** WORK TO BE COMPLETED **
Search the data for the string "established" and extract every line where it appears.

** THE RECORDS **
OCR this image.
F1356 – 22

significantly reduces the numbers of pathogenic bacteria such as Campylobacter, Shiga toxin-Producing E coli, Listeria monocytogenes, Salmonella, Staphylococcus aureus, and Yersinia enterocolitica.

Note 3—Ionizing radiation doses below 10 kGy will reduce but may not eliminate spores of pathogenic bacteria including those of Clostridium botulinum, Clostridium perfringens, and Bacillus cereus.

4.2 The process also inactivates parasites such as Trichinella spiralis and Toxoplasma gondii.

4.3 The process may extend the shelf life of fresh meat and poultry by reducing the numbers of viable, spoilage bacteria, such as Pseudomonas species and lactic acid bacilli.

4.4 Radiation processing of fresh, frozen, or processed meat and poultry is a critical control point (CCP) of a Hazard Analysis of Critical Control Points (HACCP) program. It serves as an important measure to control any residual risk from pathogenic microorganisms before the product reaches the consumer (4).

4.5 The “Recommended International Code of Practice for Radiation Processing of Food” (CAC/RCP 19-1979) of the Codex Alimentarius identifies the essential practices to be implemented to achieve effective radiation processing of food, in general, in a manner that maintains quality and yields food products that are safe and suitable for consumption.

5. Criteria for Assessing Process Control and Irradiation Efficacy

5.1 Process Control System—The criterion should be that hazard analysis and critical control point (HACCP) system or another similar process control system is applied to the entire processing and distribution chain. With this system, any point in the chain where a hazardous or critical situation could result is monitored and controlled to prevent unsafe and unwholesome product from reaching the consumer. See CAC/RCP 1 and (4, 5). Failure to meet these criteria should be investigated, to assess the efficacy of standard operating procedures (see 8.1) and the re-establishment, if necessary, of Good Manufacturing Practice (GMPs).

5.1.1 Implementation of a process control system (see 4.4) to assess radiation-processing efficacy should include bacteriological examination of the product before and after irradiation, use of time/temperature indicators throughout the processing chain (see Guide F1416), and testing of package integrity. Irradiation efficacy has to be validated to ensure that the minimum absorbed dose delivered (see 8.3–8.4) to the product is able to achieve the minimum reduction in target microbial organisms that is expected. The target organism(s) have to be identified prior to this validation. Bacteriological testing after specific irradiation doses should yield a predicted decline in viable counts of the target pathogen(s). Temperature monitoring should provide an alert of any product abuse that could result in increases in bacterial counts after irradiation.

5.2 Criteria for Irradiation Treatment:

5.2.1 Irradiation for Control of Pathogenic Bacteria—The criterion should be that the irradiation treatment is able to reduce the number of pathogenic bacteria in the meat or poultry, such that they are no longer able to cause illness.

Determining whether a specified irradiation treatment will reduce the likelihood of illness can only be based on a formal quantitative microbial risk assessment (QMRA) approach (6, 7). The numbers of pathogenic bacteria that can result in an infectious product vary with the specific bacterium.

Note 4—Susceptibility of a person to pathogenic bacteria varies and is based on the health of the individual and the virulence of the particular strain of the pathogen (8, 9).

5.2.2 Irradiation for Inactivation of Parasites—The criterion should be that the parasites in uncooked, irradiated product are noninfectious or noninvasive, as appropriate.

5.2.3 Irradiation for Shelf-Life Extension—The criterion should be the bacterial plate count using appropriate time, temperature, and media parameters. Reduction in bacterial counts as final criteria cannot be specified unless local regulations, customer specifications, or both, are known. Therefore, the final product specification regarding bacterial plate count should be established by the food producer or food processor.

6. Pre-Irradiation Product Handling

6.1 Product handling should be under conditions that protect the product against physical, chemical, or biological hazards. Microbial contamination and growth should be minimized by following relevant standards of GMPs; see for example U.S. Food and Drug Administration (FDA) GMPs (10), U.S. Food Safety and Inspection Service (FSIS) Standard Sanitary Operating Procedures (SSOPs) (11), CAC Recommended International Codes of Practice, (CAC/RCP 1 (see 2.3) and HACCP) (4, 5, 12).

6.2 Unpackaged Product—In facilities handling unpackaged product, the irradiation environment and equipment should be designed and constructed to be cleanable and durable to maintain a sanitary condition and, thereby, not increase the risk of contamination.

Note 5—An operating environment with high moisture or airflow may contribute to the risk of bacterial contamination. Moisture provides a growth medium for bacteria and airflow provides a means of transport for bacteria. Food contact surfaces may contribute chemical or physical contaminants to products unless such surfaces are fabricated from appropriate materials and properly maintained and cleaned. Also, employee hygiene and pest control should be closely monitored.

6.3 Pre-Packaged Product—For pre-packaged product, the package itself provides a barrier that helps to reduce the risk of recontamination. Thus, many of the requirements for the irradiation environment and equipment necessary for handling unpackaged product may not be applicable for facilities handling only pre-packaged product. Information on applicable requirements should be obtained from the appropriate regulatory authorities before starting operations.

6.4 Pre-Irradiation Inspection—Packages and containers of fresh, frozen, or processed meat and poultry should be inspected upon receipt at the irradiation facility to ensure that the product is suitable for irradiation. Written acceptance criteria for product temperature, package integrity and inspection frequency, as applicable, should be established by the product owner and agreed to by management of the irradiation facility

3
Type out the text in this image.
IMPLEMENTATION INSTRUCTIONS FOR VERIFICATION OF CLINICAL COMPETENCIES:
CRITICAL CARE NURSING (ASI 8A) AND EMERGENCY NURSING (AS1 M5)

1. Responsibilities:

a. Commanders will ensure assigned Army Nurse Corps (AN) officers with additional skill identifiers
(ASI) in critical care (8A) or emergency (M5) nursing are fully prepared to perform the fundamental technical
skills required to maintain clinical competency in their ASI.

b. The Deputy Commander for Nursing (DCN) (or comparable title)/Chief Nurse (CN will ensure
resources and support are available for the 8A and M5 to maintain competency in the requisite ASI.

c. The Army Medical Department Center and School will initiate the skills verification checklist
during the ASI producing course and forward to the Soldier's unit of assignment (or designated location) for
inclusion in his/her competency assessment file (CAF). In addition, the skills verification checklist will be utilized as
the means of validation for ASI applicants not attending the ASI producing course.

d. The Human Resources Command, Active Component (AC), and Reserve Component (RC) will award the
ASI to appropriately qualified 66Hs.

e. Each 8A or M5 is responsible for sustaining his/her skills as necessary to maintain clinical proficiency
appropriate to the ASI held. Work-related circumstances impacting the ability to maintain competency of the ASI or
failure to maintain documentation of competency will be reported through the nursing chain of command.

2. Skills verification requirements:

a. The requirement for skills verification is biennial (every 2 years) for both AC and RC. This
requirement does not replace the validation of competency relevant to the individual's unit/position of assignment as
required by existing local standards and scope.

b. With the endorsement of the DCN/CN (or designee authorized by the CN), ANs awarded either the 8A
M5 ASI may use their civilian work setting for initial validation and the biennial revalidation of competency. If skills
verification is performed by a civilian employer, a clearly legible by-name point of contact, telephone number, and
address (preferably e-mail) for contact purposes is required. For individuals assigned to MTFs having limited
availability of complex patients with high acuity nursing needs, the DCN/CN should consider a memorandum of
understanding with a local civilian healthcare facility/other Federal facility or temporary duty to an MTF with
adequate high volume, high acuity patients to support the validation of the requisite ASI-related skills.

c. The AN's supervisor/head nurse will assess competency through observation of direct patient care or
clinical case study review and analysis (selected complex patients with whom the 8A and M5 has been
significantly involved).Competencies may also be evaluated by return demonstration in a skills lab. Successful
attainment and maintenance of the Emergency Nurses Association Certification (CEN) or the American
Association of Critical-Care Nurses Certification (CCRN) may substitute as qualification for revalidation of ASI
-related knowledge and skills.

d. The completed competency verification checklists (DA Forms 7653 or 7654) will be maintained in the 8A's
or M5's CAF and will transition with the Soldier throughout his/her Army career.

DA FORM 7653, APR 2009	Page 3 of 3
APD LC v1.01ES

** OUTPUT FOR THIS EXERCISE **
5.2.3 Irradiation for Shelf-Life Extension—The criterion should be the bacterial plate count using appropriate time, temperature, and media parameters. Reduction in bacterial counts as final criteria cannot be specified unless local regulations, customer specifications, or both, are known. Therefore, the final product specification regarding bacterial plate count should be established by the food producer or food processor.
6.4 Pre-Irradiation Inspection—Packages and containers of fresh, frozen, or processed meat and poultry should be inspected upon receipt at the irradiation facility to ensure that the product is suitable for irradiation. Written acceptance criteria for product temperature, package integrity and inspection frequency, as applicable, should be established by the product owner and agreed to by management of the irradiation facility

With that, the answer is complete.